▸ **TASK TO CARRY OUT**: Give the entries again exactly, every one of them.

▸ **EXERCISE MATERIALS**:
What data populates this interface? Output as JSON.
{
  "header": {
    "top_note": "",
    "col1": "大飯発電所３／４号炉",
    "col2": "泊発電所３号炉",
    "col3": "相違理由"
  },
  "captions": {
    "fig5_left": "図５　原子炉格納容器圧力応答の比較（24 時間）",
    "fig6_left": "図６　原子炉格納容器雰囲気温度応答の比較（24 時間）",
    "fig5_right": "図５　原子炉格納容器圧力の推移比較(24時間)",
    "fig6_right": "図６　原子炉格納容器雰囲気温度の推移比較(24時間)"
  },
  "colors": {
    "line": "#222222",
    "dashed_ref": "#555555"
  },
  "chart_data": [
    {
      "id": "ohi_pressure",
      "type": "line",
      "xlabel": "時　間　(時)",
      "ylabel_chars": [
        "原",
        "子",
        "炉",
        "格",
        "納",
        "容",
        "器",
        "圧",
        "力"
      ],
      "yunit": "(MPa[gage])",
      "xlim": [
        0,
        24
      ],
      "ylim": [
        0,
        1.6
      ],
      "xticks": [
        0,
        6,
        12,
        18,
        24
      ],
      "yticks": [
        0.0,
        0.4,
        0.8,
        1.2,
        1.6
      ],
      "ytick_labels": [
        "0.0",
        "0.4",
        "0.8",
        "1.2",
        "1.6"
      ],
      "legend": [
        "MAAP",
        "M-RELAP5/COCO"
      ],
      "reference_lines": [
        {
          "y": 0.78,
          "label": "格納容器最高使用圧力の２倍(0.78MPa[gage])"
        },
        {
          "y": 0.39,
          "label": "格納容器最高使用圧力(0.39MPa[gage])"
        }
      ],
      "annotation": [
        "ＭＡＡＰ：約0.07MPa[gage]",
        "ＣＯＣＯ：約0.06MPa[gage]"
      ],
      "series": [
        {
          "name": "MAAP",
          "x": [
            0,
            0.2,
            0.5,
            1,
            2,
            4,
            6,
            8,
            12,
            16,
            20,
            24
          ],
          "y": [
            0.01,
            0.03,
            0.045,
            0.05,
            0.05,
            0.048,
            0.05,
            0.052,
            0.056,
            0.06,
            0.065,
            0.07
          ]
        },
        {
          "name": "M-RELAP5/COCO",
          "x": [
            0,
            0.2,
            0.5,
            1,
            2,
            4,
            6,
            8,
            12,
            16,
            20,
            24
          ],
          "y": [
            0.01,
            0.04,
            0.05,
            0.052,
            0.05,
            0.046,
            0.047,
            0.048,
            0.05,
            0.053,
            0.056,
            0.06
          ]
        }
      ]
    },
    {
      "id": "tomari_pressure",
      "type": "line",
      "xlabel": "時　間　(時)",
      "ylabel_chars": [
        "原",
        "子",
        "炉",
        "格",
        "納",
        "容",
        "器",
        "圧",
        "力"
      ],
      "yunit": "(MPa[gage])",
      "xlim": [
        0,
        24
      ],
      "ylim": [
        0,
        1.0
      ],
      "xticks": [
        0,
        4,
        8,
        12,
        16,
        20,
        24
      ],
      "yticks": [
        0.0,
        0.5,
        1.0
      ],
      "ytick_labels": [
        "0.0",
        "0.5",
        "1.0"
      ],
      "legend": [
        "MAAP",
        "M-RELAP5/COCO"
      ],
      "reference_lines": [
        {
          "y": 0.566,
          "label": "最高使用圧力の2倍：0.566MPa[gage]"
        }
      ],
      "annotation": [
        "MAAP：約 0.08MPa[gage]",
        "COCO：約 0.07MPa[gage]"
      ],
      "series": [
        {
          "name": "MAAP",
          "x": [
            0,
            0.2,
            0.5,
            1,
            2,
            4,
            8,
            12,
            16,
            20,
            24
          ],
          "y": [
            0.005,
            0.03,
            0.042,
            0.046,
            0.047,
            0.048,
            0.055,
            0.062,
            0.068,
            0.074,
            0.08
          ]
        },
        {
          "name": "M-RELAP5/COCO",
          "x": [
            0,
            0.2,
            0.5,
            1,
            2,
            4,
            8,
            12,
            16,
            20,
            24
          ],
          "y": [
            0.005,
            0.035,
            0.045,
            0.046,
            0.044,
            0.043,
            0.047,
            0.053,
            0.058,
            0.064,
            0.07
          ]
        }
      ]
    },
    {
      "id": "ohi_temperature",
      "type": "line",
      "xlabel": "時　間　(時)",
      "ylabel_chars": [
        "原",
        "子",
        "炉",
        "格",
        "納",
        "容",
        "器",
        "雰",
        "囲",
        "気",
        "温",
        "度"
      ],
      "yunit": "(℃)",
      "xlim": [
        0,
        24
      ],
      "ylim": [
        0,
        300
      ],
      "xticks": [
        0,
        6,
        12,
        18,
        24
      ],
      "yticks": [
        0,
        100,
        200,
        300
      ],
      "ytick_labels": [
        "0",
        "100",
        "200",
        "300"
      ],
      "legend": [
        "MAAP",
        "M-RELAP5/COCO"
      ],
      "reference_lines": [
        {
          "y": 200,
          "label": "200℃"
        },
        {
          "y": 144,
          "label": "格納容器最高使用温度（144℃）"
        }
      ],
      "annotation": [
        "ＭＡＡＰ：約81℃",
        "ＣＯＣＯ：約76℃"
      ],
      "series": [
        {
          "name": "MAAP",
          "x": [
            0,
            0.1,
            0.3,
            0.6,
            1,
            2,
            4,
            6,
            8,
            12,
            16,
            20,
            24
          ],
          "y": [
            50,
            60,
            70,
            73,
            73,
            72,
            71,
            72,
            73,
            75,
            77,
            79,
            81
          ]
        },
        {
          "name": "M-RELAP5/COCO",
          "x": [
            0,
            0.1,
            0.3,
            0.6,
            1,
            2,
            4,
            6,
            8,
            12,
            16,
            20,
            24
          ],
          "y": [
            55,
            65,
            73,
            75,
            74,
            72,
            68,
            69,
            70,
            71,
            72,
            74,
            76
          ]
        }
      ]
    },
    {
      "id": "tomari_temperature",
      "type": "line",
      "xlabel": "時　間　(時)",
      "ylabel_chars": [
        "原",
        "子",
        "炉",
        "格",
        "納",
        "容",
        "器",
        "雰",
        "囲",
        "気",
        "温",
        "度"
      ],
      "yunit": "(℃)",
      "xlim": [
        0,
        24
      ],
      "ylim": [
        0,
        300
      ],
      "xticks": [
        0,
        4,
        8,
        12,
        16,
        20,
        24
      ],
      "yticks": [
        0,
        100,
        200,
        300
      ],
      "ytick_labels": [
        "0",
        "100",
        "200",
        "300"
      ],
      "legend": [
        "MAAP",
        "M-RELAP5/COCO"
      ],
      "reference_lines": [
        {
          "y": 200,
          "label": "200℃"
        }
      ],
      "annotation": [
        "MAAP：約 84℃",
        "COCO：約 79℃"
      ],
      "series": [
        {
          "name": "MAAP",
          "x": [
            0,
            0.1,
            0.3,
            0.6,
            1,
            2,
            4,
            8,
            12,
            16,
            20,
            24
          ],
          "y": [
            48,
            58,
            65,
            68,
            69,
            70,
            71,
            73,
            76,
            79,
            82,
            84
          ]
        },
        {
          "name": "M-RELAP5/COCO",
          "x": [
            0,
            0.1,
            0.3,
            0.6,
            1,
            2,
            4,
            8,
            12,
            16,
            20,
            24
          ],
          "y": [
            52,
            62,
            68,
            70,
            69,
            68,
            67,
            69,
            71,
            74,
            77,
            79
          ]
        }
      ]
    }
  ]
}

▸ **RESPONSE TO THE EXERCISE**:
What data populates this interface? Output as JSON.
{
  "header": {
    "top_note": "",
    "col1": "大飯発電所３／４号炉",
    "col2": "泊発電所３号炉",
    "col3": "相違理由"
  },
  "captions": {
    "fig5_left": "図５　原子炉格納容器圧力応答の比較（24 時間）",
    "fig6_left": "図６　原子炉格納容器雰囲気温度応答の比較（24 時間）",
    "fig5_right": "図５　原子炉格納容器圧力の推移比較(24時間)",
    "fig6_right": "図６　原子炉格納容器雰囲気温度の推移比較(24時間)"
  },
  "colors": {
    "line": "#222222",
    "dashed_ref": "#555555"
  },
  "chart_data": [
    {
      "id": "ohi_pressure",
      "type": "line",
      "xlabel": "時　間　(時)",
      "ylabel_chars": [
        "原",
        "子",
        "炉",
        "格",
        "納",
        "容",
        "器",
        "圧",
        "力"
      ],
      "yunit": "(MPa[gage])",
      "xlim": [
        0,
        24
      ],
      "ylim": [
        0,
        1.6
      ],
      "xticks": [
        0,
        6,
        12,
        18,
        24
      ],
      "yticks": [
        0.0,
        0.4,
        0.8,
        1.2,
        1.6
      ],
      "ytick_labels": [
        "0.0",
        "0.4",
        "0.8",
        "1.2",
        "1.6"
      ],
      "legend": [
        "MAAP",
        "M-RELAP5/COCO"
      ],
      "reference_lines": [
        {
          "y": 0.78,
          "label": "格納容器最高使用圧力の２倍(0.78MPa[gage])"
        },
        {
          "y": 0.39,
          "label": "格納容器最高使用圧力(0.39MPa[gage])"
        }
      ],
      "annotation": [
        "ＭＡＡＰ：約0.07MPa[gage]",
        "ＣＯＣＯ：約0.06MPa[gage]"
      ],
      "series": [
        {
          "name": "MAAP",
          "x": [
            0,
            0.2,
            0.5,
            1,
            2,
            4,
            6,
            8,
            12,
            16,
            20,
            24
          ],
          "y": [
            0.01,
            0.03,
            0.045,
            0.05,
            0.05,
            0.048,
            0.05,
            0.052,
            0.056,
            0.06,
            0.065,
            0.07
          ]
        },
        {
          "name": "M-RELAP5/COCO",
          "x": [
            0,
            0.2,
            0.5,
            1,
            2,
            4,
            6,
            8,
            12,
            16,
            20,
            24
          ],
          "y": [
            0.01,
            0.04,
            0.05,
            0.052,
            0.05,
            0.046,
            0.047,
            0.048,
            0.05,
            0.053,
            0.056,
            0.06
          ]
        }
      ]
    },
    {
      "id": "tomari_pressure",
      "type": "line",
      "xlabel": "時　間　(時)",
      "ylabel_chars": [
        "原",
        "子",
        "炉",
        "格",
        "納",
        "容",
        "器",
        "圧",
        "力"
      ],
      "yunit": "(MPa[gage])",
      "xlim": [
        0,
        24
      ],
      "ylim": [
        0,
        1.0
      ],
      "xticks": [
        0,
        4,
        8,
        12,
        16,
        20,
        24
      ],
      "yticks": [
        0.0,
        0.5,
        1.0
      ],
      "ytick_labels": [
        "0.0",
        "0.5",
        "1.0"
      ],
      "legend": [
        "MAAP",
        "M-RELAP5/COCO"
      ],
      "reference_lines": [
        {
          "y": 0.566,
          "label": "最高使用圧力の2倍：0.566MPa[gage]"
        }
      ],
      "annotation": [
        "MAAP：約 0.08MPa[gage]",
        "COCO：約 0.07MPa[gage]"
      ],
      "series": [
        {
          "name": "MAAP",
          "x": [
            0,
            0.2,
            0.5,
            1,
            2,
            4,
            8,
            12,
            16,
            20,
            24
          ],
          "y": [
            0.005,
            0.03,
            0.042,
            0.046,
            0.047,
            0.048,
            0.055,
            0.062,
            0.068,
            0.074,
            0.08
          ]
        },
        {
          "name": "M-RELAP5/COCO",
          "x": [
            0,
            0.2,
            0.5,
            1,
            2,
            4,
            8,
            12,
            16,
            20,
            24
          ],
          "y": [
            0.005,
            0.035,
            0.045,
            0.046,
            0.044,
            0.043,
            0.047,
            0.053,
            0.058,
            0.064,
            0.07
          ]
        }
      ]
    },
    {
      "id": "ohi_temperature",
      "type": "line",
      "xlabel": "時　間　(時)",
      "ylabel_chars": [
        "原",
        "子",
        "炉",
        "格",
        "納",
        "容",
        "器",
        "雰",
        "囲",
        "気",
        "温",
        "度"
      ],
      "yunit": "(℃)",
      "xlim": [
        0,
        24
      ],
      "ylim": [
        0,
        300
      ],
      "xticks": [
        0,
        6,
        12,
        18,
        24
      ],
      "yticks": [
        0,
        100,
        200,
        300
      ],
      "ytick_labels": [
        "0",
        "100",
        "200",
        "300"
      ],
      "legend": [
        "MAAP",
        "M-RELAP5/COCO"
      ],
      "reference_lines": [
        {
          "y": 200,
          "label": "200℃"
        },
        {
          "y": 144,
          "label": "格納容器最高使用温度（144℃）"
        }
      ],
      "annotation": [
        "ＭＡＡＰ：約81℃",
        "ＣＯＣＯ：約76℃"
      ],
      "series": [
        {
          "name": "MAAP",
          "x": [
            0,
            0.1,
            0.3,
            0.6,
            1,
            2,
            4,
            6,
            8,
            12,
            16,
            20,
            24
          ],
          "y": [
            50,
            60,
            70,
            73,
            73,
            72,
            71,
            72,
            73,
            75,
            77,
            79,
            81
          ]
        },
        {
          "name": "M-RELAP5/COCO",
          "x": [
            0,
            0.1,
            0.3,
            0.6,
            1,
            2,
            4,
            6,
            8,
            12,
            16,
            20,
            24
          ],
          "y": [
            55,
            65,
            73,
            75,
            74,
            72,
            68,
            69,
            70,
            71,
            72,
            74,
            76
          ]
        }
      ]
    },
    {
      "id": "tomari_temperature",
      "type": "line",
      "xlabel": "時　間　(時)",
      "ylabel_chars": [
        "原",
        "子",
        "炉",
        "格",
        "納",
        "容",
        "器",
        "雰",
        "囲",
        "気",
        "温",
        "度"
      ],
      "yunit": "(℃)",
      "xlim": [
        0,
        24
      ],
      "ylim": [
        0,
        300
      ],
      "xticks": [
        0,
        4,
        8,
        12,
        16,
        20,
        24
      ],
      "yticks": [
        0,
        100,
        200,
        300
      ],
      "ytick_labels": [
        "0",
        "100",
        "200",
        "300"
      ],
      "legend": [
        "MAAP",
        "M-RELAP5/COCO"
      ],
      "reference_lines": [
        {
          "y": 200,
          "label": "200℃"
        }
      ],
      "annotation": [
        "MAAP：約 84℃",
        "COCO：約 79℃"
      ],
      "series": [
        {
          "name": "MAAP",
          "x": [
            0,
            0.1,
            0.3,
            0.6,
            1,
            2,
            4,
            8,
            12,
            16,
            20,
            24
          ],
          "y": [
            48,
            58,
            65,
            68,
            69,
            70,
            71,
            73,
            76,
            79,
            82,
            84
          ]
        },
        {
          "name": "M-RELAP5/COCO",
          "x": [
            0,
            0.1,
            0.3,
            0.6,
            1,
            2,
            4,
            8,
            12,
            16,
            20,
            24
          ],
          "y": [
            52,
            62,
            68,
            70,
            69,
            68,
            67,
            69,
            71,
            74,
            77,
            79
          ]
        }
      ]
    }
  ]
}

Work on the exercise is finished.